TASK TO COMPLETE:
Print the lines of the records from the first one through the line that contains "minus-mark: - xyxy=(399,405,402,412)", copying each line character for character.
===== RECORDS =====
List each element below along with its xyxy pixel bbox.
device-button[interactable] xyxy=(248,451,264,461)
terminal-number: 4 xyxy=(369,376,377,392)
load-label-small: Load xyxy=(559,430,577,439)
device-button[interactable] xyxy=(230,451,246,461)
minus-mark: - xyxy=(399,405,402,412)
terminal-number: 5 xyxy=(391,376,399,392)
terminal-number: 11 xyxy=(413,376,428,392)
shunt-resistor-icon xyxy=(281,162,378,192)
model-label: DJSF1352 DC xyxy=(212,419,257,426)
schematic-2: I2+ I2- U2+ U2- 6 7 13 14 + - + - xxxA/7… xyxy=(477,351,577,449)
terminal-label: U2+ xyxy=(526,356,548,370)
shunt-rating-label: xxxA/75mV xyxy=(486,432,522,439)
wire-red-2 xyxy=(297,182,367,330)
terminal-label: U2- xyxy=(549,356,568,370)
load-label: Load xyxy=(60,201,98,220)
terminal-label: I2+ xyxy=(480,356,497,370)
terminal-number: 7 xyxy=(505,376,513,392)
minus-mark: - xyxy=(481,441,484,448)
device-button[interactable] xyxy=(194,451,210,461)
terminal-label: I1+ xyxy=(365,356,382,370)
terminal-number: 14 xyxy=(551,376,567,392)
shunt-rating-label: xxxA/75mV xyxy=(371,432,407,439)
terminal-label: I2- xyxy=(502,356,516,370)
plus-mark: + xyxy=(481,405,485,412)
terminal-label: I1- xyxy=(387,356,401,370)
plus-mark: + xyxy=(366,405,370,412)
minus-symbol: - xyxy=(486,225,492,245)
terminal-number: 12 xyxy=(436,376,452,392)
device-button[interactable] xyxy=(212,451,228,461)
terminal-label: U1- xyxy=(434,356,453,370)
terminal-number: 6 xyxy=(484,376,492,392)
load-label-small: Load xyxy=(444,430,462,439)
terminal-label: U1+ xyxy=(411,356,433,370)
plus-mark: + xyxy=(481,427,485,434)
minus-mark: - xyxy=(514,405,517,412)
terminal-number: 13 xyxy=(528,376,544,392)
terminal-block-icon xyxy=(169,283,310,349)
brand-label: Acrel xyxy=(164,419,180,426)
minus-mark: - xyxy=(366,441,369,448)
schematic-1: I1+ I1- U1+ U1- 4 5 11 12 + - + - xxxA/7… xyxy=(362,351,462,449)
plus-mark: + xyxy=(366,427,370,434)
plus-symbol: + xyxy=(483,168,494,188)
=====
SOLVED PROBLEM:
List each element below along with its xyxy pixel bbox.
device-button[interactable] xyxy=(248,451,264,461)
terminal-number: 4 xyxy=(369,376,377,392)
load-label-small: Load xyxy=(559,430,577,439)
device-button[interactable] xyxy=(230,451,246,461)
minus-mark: - xyxy=(399,405,402,412)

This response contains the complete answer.